EXERCISE AIM: Note how many lines hold "this" and report that number by itself.

DATA PROVIDED:

--- begin ---

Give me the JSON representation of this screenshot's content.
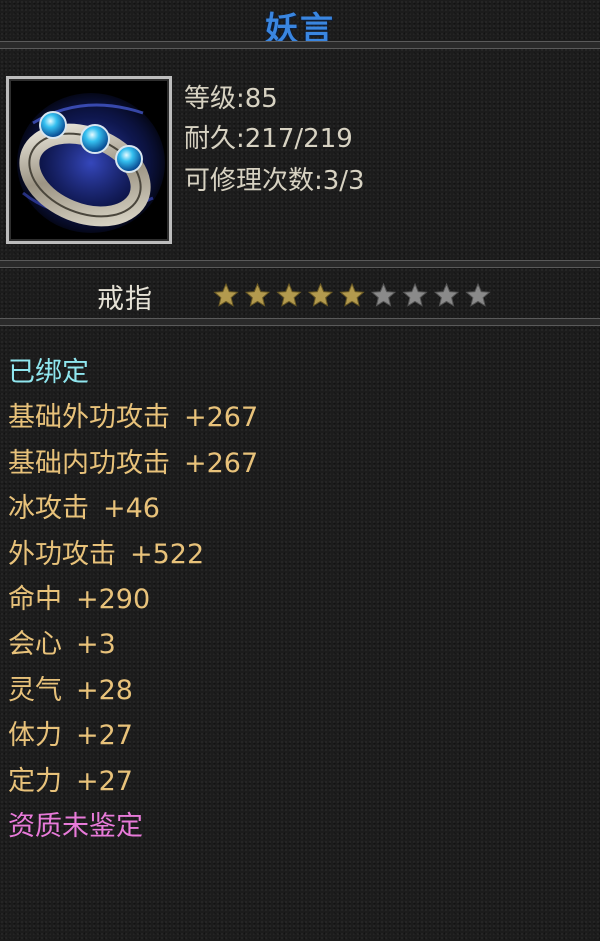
{
  "item": {
    "name": "妖言",
    "icon": "ring-icon",
    "level_text": "等级:85",
    "durability_text": "耐久:217/219",
    "repair_text": "可修理次数:3/3",
    "type": "戒指",
    "stars": {
      "filled": 5,
      "total": 9
    }
  },
  "attributes": [
    {
      "name": "已绑定",
      "value": ""
    },
    {
      "name": "基础外功攻击",
      "value": "+267"
    },
    {
      "name": "基础内功攻击",
      "value": "+267"
    },
    {
      "name": "冰攻击",
      "value": "+46"
    },
    {
      "name": "外功攻击",
      "value": "+522"
    },
    {
      "name": "命中",
      "value": "+290"
    },
    {
      "name": "会心",
      "value": "+3"
    },
    {
      "name": "灵气",
      "value": "+28"
    },
    {
      "name": "体力",
      "value": "+27"
    },
    {
      "name": "定力",
      "value": "+27"
    },
    {
      "name": "资质未鉴定",
      "value": ""
    }
  ],
  "colors": {
    "name": "#3a86e0",
    "bound": "#8fe6ee",
    "stat": "#e8c27a",
    "quality": "#e87ad9",
    "star_filled": "#b39a4e",
    "star_empty": "#8a8a8a"
  }
}
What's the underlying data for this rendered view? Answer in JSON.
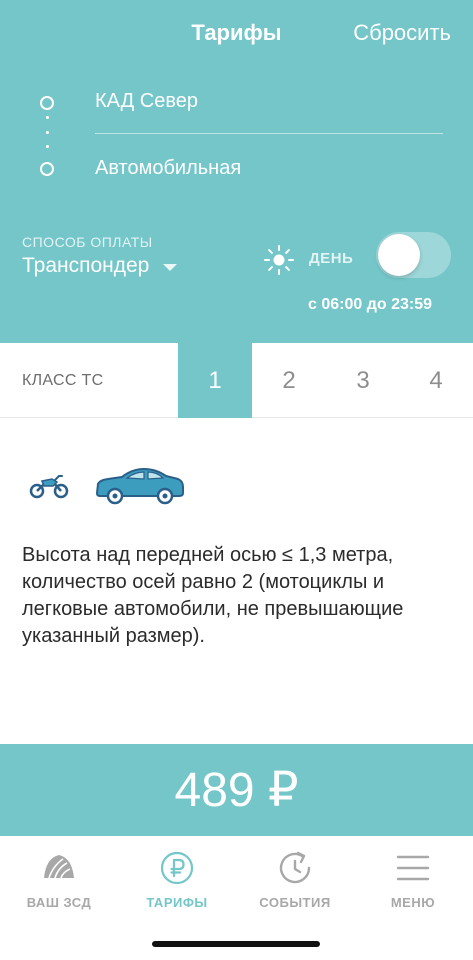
{
  "nav": {
    "title": "Тарифы",
    "reset_label": "Сбросить"
  },
  "route": {
    "from": "КАД Север",
    "to": "Автомобильная"
  },
  "payment": {
    "label": "СПОСОБ ОПЛАТЫ",
    "value": "Транспондер"
  },
  "day_mode": {
    "label": "ДЕНЬ",
    "enabled": false,
    "time_range": "с 06:00 до 23:59"
  },
  "vehicle_class": {
    "label": "КЛАСС ТС",
    "tabs": [
      "1",
      "2",
      "3",
      "4"
    ],
    "selected": "1"
  },
  "vehicles": {
    "icons": [
      "motorcycle-icon",
      "car-icon"
    ]
  },
  "description": "Высота над передней осью ≤ 1,3 метра, количество осей равно 2 (мотоциклы и легковые автомобили, не превышающие указанный размер).",
  "price": "489 ₽",
  "colors": {
    "accent": "#74c6c9",
    "vehicle_fill": "#3d9dbf",
    "vehicle_stroke": "#2a5f8a"
  },
  "tabbar": {
    "items": [
      {
        "label": "ВАШ ЗСД",
        "icon": "logo-icon",
        "active": false
      },
      {
        "label": "ТАРИФЫ",
        "icon": "ruble-icon",
        "active": true
      },
      {
        "label": "СОБЫТИЯ",
        "icon": "history-icon",
        "active": false
      },
      {
        "label": "МЕНЮ",
        "icon": "menu-icon",
        "active": false
      }
    ]
  }
}
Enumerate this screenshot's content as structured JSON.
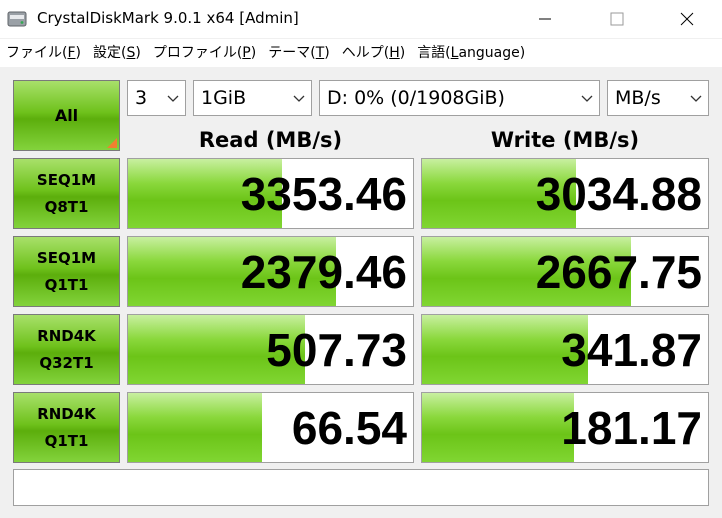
{
  "window": {
    "title": "CrystalDiskMark 9.0.1 x64 [Admin]",
    "minimize_glyph": "—",
    "close_glyph": "✕"
  },
  "menu": [
    {
      "pre": "ファイル(",
      "key": "F",
      "post": ")"
    },
    {
      "pre": "設定(",
      "key": "S",
      "post": ")"
    },
    {
      "pre": "プロファイル(",
      "key": "P",
      "post": ")"
    },
    {
      "pre": "テーマ(",
      "key": "T",
      "post": ")"
    },
    {
      "pre": "ヘルプ(",
      "key": "H",
      "post": ")"
    },
    {
      "pre": "言語(",
      "key": "L",
      "post": "anguage)"
    }
  ],
  "controls": {
    "all_label": "All",
    "count": "3",
    "size": "1GiB",
    "drive": "D: 0% (0/1908GiB)",
    "unit": "MB/s"
  },
  "headers": {
    "read": "Read (MB/s)",
    "write": "Write (MB/s)"
  },
  "rows": [
    {
      "line1": "SEQ1M",
      "line2": "Q8T1",
      "read": "3353.46",
      "write": "3034.88",
      "read_fill": 0.54,
      "write_fill": 0.54
    },
    {
      "line1": "SEQ1M",
      "line2": "Q1T1",
      "read": "2379.46",
      "write": "2667.75",
      "read_fill": 0.73,
      "write_fill": 0.73
    },
    {
      "line1": "RND4K",
      "line2": "Q32T1",
      "read": "507.73",
      "write": "341.87",
      "read_fill": 0.62,
      "write_fill": 0.58
    },
    {
      "line1": "RND4K",
      "line2": "Q1T1",
      "read": "66.54",
      "write": "181.17",
      "read_fill": 0.47,
      "write_fill": 0.53
    }
  ],
  "comment": "",
  "colors": {
    "accent_green": "#6cc418",
    "corner_orange": "#f08030"
  },
  "icons": {
    "app": "disk-icon",
    "dropdown": "chevron-down-icon"
  }
}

--- end ---

ANSWER TO THE EXERCISE: 3